**What to work on:** Would you write out the entries below, every one of them, exactly?

[Data entries]
* Start *
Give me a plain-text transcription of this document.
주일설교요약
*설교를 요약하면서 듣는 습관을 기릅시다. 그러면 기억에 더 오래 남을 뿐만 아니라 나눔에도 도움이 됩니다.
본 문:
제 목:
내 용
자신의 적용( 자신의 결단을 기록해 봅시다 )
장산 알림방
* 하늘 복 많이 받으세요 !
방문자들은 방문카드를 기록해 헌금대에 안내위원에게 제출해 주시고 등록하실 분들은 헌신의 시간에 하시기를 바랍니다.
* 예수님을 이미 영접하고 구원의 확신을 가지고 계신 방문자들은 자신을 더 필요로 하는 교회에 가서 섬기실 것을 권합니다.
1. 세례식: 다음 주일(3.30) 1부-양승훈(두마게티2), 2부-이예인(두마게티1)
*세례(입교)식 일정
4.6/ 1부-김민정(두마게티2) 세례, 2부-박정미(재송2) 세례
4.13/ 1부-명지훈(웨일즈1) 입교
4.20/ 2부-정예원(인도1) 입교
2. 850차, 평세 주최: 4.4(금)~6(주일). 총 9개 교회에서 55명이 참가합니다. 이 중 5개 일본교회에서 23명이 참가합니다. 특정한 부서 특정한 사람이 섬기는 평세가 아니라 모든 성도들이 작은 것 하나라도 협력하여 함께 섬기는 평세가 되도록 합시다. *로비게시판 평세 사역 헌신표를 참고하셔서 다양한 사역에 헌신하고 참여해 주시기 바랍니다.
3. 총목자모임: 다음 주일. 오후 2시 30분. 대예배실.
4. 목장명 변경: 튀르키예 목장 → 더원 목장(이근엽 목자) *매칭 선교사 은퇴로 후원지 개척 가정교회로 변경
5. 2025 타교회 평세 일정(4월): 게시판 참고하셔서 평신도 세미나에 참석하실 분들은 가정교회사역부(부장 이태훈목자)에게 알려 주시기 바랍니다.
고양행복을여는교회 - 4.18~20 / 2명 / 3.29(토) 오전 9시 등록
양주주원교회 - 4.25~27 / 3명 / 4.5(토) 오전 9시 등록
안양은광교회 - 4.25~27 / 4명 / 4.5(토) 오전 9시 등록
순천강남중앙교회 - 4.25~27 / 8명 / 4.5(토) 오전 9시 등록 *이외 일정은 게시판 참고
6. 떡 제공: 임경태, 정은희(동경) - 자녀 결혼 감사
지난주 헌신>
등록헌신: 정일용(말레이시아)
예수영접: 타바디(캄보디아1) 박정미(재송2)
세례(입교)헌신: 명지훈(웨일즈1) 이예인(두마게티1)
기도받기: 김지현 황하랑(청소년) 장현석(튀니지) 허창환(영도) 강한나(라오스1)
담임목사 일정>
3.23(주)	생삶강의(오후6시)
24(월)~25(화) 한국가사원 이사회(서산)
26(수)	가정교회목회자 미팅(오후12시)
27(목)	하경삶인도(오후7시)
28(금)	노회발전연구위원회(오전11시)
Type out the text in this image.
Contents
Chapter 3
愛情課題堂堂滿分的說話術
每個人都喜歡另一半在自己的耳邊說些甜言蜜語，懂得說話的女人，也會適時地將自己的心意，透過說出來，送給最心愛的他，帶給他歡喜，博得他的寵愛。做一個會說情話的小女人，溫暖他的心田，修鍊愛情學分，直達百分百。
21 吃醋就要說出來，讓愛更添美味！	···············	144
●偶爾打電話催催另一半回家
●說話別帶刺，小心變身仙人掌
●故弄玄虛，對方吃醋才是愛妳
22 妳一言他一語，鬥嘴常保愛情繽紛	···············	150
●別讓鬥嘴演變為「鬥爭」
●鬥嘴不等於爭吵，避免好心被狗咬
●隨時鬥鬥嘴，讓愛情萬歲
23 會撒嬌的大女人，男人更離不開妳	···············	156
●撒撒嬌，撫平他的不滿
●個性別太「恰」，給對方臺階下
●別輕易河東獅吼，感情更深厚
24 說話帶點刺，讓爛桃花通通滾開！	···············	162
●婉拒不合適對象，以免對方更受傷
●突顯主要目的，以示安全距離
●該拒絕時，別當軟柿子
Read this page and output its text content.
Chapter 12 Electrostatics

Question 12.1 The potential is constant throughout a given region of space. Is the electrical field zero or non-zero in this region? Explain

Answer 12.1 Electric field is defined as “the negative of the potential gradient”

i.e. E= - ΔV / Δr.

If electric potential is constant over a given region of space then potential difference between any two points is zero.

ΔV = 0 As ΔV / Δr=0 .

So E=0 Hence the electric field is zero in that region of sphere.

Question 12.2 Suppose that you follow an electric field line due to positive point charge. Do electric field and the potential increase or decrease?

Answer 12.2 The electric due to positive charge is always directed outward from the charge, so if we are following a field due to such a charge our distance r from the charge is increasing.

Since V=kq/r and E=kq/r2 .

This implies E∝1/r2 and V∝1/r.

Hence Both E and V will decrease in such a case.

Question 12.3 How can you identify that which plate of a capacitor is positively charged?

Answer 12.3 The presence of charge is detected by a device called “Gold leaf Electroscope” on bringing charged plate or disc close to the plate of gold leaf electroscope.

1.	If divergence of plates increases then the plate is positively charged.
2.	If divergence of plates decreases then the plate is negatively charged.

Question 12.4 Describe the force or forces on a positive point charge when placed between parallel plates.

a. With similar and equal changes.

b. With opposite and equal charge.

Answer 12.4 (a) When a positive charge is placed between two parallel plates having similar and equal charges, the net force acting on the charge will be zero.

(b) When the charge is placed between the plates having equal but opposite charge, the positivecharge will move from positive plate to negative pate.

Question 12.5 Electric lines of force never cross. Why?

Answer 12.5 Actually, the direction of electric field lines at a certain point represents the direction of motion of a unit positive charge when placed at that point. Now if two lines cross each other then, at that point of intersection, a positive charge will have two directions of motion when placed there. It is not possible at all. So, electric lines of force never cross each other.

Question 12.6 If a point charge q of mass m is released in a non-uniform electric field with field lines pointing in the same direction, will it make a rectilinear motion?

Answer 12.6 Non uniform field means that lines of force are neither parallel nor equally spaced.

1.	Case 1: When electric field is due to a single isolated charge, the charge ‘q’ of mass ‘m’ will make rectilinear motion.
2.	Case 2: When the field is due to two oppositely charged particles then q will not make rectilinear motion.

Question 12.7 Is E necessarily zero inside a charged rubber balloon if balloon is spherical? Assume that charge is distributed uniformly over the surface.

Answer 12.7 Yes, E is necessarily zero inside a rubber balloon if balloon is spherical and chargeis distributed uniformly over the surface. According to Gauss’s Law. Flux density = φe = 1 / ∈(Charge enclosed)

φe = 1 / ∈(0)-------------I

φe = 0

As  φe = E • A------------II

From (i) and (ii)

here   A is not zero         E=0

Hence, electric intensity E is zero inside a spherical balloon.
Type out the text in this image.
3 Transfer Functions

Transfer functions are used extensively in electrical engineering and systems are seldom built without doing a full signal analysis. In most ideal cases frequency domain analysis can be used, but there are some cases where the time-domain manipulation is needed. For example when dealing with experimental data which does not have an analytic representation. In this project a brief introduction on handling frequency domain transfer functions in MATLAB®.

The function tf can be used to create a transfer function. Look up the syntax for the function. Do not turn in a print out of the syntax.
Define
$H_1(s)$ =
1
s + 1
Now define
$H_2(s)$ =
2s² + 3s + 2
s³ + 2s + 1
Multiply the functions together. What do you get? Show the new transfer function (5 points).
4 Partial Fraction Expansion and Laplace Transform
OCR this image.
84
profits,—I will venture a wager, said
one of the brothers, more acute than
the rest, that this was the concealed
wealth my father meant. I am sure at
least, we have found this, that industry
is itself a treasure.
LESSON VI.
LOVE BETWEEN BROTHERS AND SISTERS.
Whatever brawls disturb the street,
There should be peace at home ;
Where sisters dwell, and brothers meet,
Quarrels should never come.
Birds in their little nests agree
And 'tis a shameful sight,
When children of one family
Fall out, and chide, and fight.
* End *
**Solution to the problem:**
Give me a plain-text transcription of this document.
주일설교요약
*설교를 요약하면서 듣는 습관을 기릅시다. 그러면 기억에 더 오래 남을 뿐만 아니라 나눔에도 도움이 됩니다.
본 문:
제 목:
내 용
자신의 적용( 자신의 결단을 기록해 봅시다 )
장산 알림방
* 하늘 복 많이 받으세요 !
방문자들은 방문카드를 기록해 헌금대에 안내위원에게 제출해 주시고 등록하실 분들은 헌신의 시간에 하시기를 바랍니다.
* 예수님을 이미 영접하고 구원의 확신을 가지고 계신 방문자들은 자신을 더 필요로 하는 교회에 가서 섬기실 것을 권합니다.
1. 세례식: 다음 주일(3.30) 1부-양승훈(두마게티2), 2부-이예인(두마게티1)
*세례(입교)식 일정
4.6/ 1부-김민정(두마게티2) 세례, 2부-박정미(재송2) 세례
4.13/ 1부-명지훈(웨일즈1) 입교
4.20/ 2부-정예원(인도1) 입교
2. 850차, 평세 주최: 4.4(금)~6(주일). 총 9개 교회에서 55명이 참가합니다. 이 중 5개 일본교회에서 23명이 참가합니다. 특정한 부서 특정한 사람이 섬기는 평세가 아니라 모든 성도들이 작은 것 하나라도 협력하여 함께 섬기는 평세가 되도록 합시다. *로비게시판 평세 사역 헌신표를 참고하셔서 다양한 사역에 헌신하고 참여해 주시기 바랍니다.
3. 총목자모임: 다음 주일. 오후 2시 30분. 대예배실.
4. 목장명 변경: 튀르키예 목장 → 더원 목장(이근엽 목자) *매칭 선교사 은퇴로 후원지 개척 가정교회로 변경
5. 2025 타교회 평세 일정(4월): 게시판 참고하셔서 평신도 세미나에 참석하실 분들은 가정교회사역부(부장 이태훈목자)에게 알려 주시기 바랍니다.
고양행복을여는교회 - 4.18~20 / 2명 / 3.29(토) 오전 9시 등록
양주주원교회 - 4.25~27 / 3명 / 4.5(토) 오전 9시 등록
안양은광교회 - 4.25~27 / 4명 / 4.5(토) 오전 9시 등록
순천강남중앙교회 - 4.25~27 / 8명 / 4.5(토) 오전 9시 등록 *이외 일정은 게시판 참고
6. 떡 제공: 임경태, 정은희(동경) - 자녀 결혼 감사
지난주 헌신>
등록헌신: 정일용(말레이시아)
예수영접: 타바디(캄보디아1) 박정미(재송2)
세례(입교)헌신: 명지훈(웨일즈1) 이예인(두마게티1)
기도받기: 김지현 황하랑(청소년) 장현석(튀니지) 허창환(영도) 강한나(라오스1)
담임목사 일정>
3.23(주)	생삶강의(오후6시)
24(월)~25(화) 한국가사원 이사회(서산)
26(수)	가정교회목회자 미팅(오후12시)
27(목)	하경삶인도(오후7시)
28(금)	노회발전연구위원회(오전11시)
Type out the text in this image.
Contents
Chapter 3
愛情課題堂堂滿分的說話術
每個人都喜歡另一半在自己的耳邊說些甜言蜜語，懂得說話的女人，也會適時地將自己的心意，透過說出來，送給最心愛的他，帶給他歡喜，博得他的寵愛。做一個會說情話的小女人，溫暖他的心田，修鍊愛情學分，直達百分百。
21 吃醋就要說出來，讓愛更添美味！	···············	144
●偶爾打電話催催另一半回家
●說話別帶刺，小心變身仙人掌
●故弄玄虛，對方吃醋才是愛妳
22 妳一言他一語，鬥嘴常保愛情繽紛	···············	150
●別讓鬥嘴演變為「鬥爭」
●鬥嘴不等於爭吵，避免好心被狗咬
●隨時鬥鬥嘴，讓愛情萬歲
23 會撒嬌的大女人，男人更離不開妳	···············	156
●撒撒嬌，撫平他的不滿
●個性別太「恰」，給對方臺階下
●別輕易河東獅吼，感情更深厚
24 說話帶點刺，讓爛桃花通通滾開！	···············	162
●婉拒不合適對象，以免對方更受傷
●突顯主要目的，以示安全距離
●該拒絕時，別當軟柿子
Read this page and output its text content.
Chapter 12 Electrostatics

Question 12.1 The potential is constant throughout a given region of space. Is the electrical field zero or non-zero in this region? Explain

Answer 12.1 Electric field is defined as “the negative of the potential gradient”

i.e. E= - ΔV / Δr.

If electric potential is constant over a given region of space then potential difference between any two points is zero.

ΔV = 0 As ΔV / Δr=0 .

So E=0 Hence the electric field is zero in that region of sphere.

Question 12.2 Suppose that you follow an electric field line due to positive point charge. Do electric field and the potential increase or decrease?

Answer 12.2 The electric due to positive charge is always directed outward from the charge, so if we are following a field due to such a charge our distance r from the charge is increasing.

Since V=kq/r and E=kq/r2 .

This implies E∝1/r2 and V∝1/r.

Hence Both E and V will decrease in such a case.

Question 12.3 How can you identify that which plate of a capacitor is positively charged?

Answer 12.3 The presence of charge is detected by a device called “Gold leaf Electroscope” on bringing charged plate or disc close to the plate of gold leaf electroscope.

1.	If divergence of plates increases then the plate is positively charged.
2.	If divergence of plates decreases then the plate is negatively charged.

Question 12.4 Describe the force or forces on a positive point charge when placed between parallel plates.

a. With similar and equal changes.

b. With opposite and equal charge.

Answer 12.4 (a) When a positive charge is placed between two parallel plates having similar and equal charges, the net force acting on the charge will be zero.

(b) When the charge is placed between the plates having equal but opposite charge, the positivecharge will move from positive plate to negative pate.

Question 12.5 Electric lines of force never cross. Why?

Answer 12.5 Actually, the direction of electric field lines at a certain point represents the direction of motion of a unit positive charge when placed at that point. Now if two lines cross each other then, at that point of intersection, a positive charge will have two directions of motion when placed there. It is not possible at all. So, electric lines of force never cross each other.

Question 12.6 If a point charge q of mass m is released in a non-uniform electric field with field lines pointing in the same direction, will it make a rectilinear motion?

Answer 12.6 Non uniform field means that lines of force are neither parallel nor equally spaced.

1.	Case 1: When electric field is due to a single isolated charge, the charge ‘q’ of mass ‘m’ will make rectilinear motion.
2.	Case 2: When the field is due to two oppositely charged particles then q will not make rectilinear motion.

Question 12.7 Is E necessarily zero inside a charged rubber balloon if balloon is spherical? Assume that charge is distributed uniformly over the surface.

Answer 12.7 Yes, E is necessarily zero inside a rubber balloon if balloon is spherical and chargeis distributed uniformly over the surface. According to Gauss’s Law. Flux density = φe = 1 / ∈(Charge enclosed)

φe = 1 / ∈(0)-------------I

φe = 0

As  φe = E • A------------II

From (i) and (ii)

here   A is not zero         E=0

Hence, electric intensity E is zero inside a spherical balloon.
Type out the text in this image.
3 Transfer Functions

Transfer functions are used extensively in electrical engineering and systems are seldom built without doing a full signal analysis. In most ideal cases frequency domain analysis can be used, but there are some cases where the time-domain manipulation is needed. For example when dealing with experimental data which does not have an analytic representation. In this project a brief introduction on handling frequency domain transfer functions in MATLAB®.

The function tf can be used to create a transfer function. Look up the syntax for the function. Do not turn in a print out of the syntax.
Define
$H_1(s)$ =
1
s + 1
Now define
$H_2(s)$ =
2s² + 3s + 2
s³ + 2s + 1
Multiply the functions together. What do you get? Show the new transfer function (5 points).
4 Partial Fraction Expansion and Laplace Transform
OCR this image.
84
profits,—I will venture a wager, said
one of the brothers, more acute than
the rest, that this was the concealed
wealth my father meant. I am sure at
least, we have found this, that industry
is itself a treasure.
LESSON VI.
LOVE BETWEEN BROTHERS AND SISTERS.
Whatever brawls disturb the street,
There should be peace at home ;
Where sisters dwell, and brothers meet,
Quarrels should never come.
Birds in their little nests agree
And 'tis a shameful sight,
When children of one family
Fall out, and chide, and fight.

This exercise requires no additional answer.